▶ **Written task**: Reproduce all the entries exactly.

--

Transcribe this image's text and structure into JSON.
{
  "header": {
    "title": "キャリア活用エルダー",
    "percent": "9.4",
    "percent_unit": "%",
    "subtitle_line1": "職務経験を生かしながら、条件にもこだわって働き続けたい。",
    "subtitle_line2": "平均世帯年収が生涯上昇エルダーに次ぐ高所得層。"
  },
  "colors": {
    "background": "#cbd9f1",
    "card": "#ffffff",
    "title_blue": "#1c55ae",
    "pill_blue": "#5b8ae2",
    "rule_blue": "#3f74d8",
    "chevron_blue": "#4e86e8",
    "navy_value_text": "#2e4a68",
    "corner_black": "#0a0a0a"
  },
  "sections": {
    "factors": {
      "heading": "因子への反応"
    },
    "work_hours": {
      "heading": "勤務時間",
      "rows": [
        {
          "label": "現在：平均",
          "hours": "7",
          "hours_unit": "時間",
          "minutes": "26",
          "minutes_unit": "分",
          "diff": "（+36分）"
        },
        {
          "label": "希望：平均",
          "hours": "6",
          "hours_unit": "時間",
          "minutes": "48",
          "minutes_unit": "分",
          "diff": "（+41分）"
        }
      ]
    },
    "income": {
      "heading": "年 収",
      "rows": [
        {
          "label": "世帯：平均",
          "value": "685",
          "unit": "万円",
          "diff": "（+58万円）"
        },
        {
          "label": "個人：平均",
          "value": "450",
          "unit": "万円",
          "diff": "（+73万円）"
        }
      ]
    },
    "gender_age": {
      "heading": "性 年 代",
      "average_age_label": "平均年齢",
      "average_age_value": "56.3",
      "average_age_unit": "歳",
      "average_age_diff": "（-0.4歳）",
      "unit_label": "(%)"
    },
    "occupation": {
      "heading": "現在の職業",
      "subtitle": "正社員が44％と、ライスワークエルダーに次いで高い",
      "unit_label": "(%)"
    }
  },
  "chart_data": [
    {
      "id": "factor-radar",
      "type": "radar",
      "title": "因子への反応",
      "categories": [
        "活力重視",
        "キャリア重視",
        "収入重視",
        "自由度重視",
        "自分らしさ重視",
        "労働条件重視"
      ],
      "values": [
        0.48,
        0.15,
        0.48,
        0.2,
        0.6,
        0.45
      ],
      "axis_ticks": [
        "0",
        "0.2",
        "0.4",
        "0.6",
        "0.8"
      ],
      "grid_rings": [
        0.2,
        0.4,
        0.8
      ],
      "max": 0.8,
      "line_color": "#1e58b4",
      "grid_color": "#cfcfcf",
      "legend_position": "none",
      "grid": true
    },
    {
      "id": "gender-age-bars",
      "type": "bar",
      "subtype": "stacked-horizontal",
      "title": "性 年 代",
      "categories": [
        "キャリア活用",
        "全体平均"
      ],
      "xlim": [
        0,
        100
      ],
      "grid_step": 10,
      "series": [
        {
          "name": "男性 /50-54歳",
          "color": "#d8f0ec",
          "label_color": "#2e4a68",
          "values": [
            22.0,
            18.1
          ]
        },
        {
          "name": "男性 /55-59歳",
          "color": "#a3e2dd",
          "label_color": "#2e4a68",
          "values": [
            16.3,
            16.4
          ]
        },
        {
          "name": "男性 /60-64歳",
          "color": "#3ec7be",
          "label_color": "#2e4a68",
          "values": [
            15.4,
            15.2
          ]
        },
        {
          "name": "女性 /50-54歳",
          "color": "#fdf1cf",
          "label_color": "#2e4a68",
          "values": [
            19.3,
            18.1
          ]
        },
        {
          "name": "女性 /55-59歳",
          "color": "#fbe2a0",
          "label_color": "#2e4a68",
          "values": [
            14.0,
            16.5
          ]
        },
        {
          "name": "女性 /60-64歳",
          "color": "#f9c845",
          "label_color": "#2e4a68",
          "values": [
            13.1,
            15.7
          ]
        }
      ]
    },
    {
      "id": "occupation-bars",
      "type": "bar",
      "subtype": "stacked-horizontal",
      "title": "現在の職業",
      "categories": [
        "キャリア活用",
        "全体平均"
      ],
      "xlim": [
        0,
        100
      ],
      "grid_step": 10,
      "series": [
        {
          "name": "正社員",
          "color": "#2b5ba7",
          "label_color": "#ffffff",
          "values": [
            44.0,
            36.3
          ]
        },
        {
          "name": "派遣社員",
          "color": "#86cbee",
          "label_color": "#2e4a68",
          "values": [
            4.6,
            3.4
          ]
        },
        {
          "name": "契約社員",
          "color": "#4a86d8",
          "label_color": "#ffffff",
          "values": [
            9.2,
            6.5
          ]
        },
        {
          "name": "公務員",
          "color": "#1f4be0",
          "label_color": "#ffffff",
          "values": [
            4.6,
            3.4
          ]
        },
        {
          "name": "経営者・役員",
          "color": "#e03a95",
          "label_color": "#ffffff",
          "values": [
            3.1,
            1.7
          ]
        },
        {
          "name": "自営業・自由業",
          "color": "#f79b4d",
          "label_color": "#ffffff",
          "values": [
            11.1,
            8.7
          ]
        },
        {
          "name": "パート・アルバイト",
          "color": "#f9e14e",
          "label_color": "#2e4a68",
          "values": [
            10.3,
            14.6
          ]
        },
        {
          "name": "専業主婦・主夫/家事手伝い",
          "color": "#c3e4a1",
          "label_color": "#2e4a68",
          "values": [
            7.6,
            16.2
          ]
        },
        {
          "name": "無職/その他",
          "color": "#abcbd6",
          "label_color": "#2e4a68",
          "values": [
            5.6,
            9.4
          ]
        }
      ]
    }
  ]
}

--

▶ **Solution to the problem**:
Transcribe this image's text and structure into JSON.
{
  "header": {
    "title": "キャリア活用エルダー",
    "percent": "9.4",
    "percent_unit": "%",
    "subtitle_line1": "職務経験を生かしながら、条件にもこだわって働き続けたい。",
    "subtitle_line2": "平均世帯年収が生涯上昇エルダーに次ぐ高所得層。"
  },
  "colors": {
    "background": "#cbd9f1",
    "card": "#ffffff",
    "title_blue": "#1c55ae",
    "pill_blue": "#5b8ae2",
    "rule_blue": "#3f74d8",
    "chevron_blue": "#4e86e8",
    "navy_value_text": "#2e4a68",
    "corner_black": "#0a0a0a"
  },
  "sections": {
    "factors": {
      "heading": "因子への反応"
    },
    "work_hours": {
      "heading": "勤務時間",
      "rows": [
        {
          "label": "現在：平均",
          "hours": "7",
          "hours_unit": "時間",
          "minutes": "26",
          "minutes_unit": "分",
          "diff": "（+36分）"
        },
        {
          "label": "希望：平均",
          "hours": "6",
          "hours_unit": "時間",
          "minutes": "48",
          "minutes_unit": "分",
          "diff": "（+41分）"
        }
      ]
    },
    "income": {
      "heading": "年 収",
      "rows": [
        {
          "label": "世帯：平均",
          "value": "685",
          "unit": "万円",
          "diff": "（+58万円）"
        },
        {
          "label": "個人：平均",
          "value": "450",
          "unit": "万円",
          "diff": "（+73万円）"
        }
      ]
    },
    "gender_age": {
      "heading": "性 年 代",
      "average_age_label": "平均年齢",
      "average_age_value": "56.3",
      "average_age_unit": "歳",
      "average_age_diff": "（-0.4歳）",
      "unit_label": "(%)"
    },
    "occupation": {
      "heading": "現在の職業",
      "subtitle": "正社員が44％と、ライスワークエルダーに次いで高い",
      "unit_label": "(%)"
    }
  },
  "chart_data": [
    {
      "id": "factor-radar",
      "type": "radar",
      "title": "因子への反応",
      "categories": [
        "活力重視",
        "キャリア重視",
        "収入重視",
        "自由度重視",
        "自分らしさ重視",
        "労働条件重視"
      ],
      "values": [
        0.48,
        0.15,
        0.48,
        0.2,
        0.6,
        0.45
      ],
      "axis_ticks": [
        "0",
        "0.2",
        "0.4",
        "0.6",
        "0.8"
      ],
      "grid_rings": [
        0.2,
        0.4,
        0.8
      ],
      "max": 0.8,
      "line_color": "#1e58b4",
      "grid_color": "#cfcfcf",
      "legend_position": "none",
      "grid": true
    },
    {
      "id": "gender-age-bars",
      "type": "bar",
      "subtype": "stacked-horizontal",
      "title": "性 年 代",
      "categories": [
        "キャリア活用",
        "全体平均"
      ],
      "xlim": [
        0,
        100
      ],
      "grid_step": 10,
      "series": [
        {
          "name": "男性 /50-54歳",
          "color": "#d8f0ec",
          "label_color": "#2e4a68",
          "values": [
            22.0,
            18.1
          ]
        },
        {
          "name": "男性 /55-59歳",
          "color": "#a3e2dd",
          "label_color": "#2e4a68",
          "values": [
            16.3,
            16.4
          ]
        },
        {
          "name": "男性 /60-64歳",
          "color": "#3ec7be",
          "label_color": "#2e4a68",
          "values": [
            15.4,
            15.2
          ]
        },
        {
          "name": "女性 /50-54歳",
          "color": "#fdf1cf",
          "label_color": "#2e4a68",
          "values": [
            19.3,
            18.1
          ]
        },
        {
          "name": "女性 /55-59歳",
          "color": "#fbe2a0",
          "label_color": "#2e4a68",
          "values": [
            14.0,
            16.5
          ]
        },
        {
          "name": "女性 /60-64歳",
          "color": "#f9c845",
          "label_color": "#2e4a68",
          "values": [
            13.1,
            15.7
          ]
        }
      ]
    },
    {
      "id": "occupation-bars",
      "type": "bar",
      "subtype": "stacked-horizontal",
      "title": "現在の職業",
      "categories": [
        "キャリア活用",
        "全体平均"
      ],
      "xlim": [
        0,
        100
      ],
      "grid_step": 10,
      "series": [
        {
          "name": "正社員",
          "color": "#2b5ba7",
          "label_color": "#ffffff",
          "values": [
            44.0,
            36.3
          ]
        },
        {
          "name": "派遣社員",
          "color": "#86cbee",
          "label_color": "#2e4a68",
          "values": [
            4.6,
            3.4
          ]
        },
        {
          "name": "契約社員",
          "color": "#4a86d8",
          "label_color": "#ffffff",
          "values": [
            9.2,
            6.5
          ]
        },
        {
          "name": "公務員",
          "color": "#1f4be0",
          "label_color": "#ffffff",
          "values": [
            4.6,
            3.4
          ]
        },
        {
          "name": "経営者・役員",
          "color": "#e03a95",
          "label_color": "#ffffff",
          "values": [
            3.1,
            1.7
          ]
        },
        {
          "name": "自営業・自由業",
          "color": "#f79b4d",
          "label_color": "#ffffff",
          "values": [
            11.1,
            8.7
          ]
        },
        {
          "name": "パート・アルバイト",
          "color": "#f9e14e",
          "label_color": "#2e4a68",
          "values": [
            10.3,
            14.6
          ]
        },
        {
          "name": "専業主婦・主夫/家事手伝い",
          "color": "#c3e4a1",
          "label_color": "#2e4a68",
          "values": [
            7.6,
            16.2
          ]
        },
        {
          "name": "無職/その他",
          "color": "#abcbd6",
          "label_color": "#2e4a68",
          "values": [
            5.6,
            9.4
          ]
        }
      ]
    }
  ]
}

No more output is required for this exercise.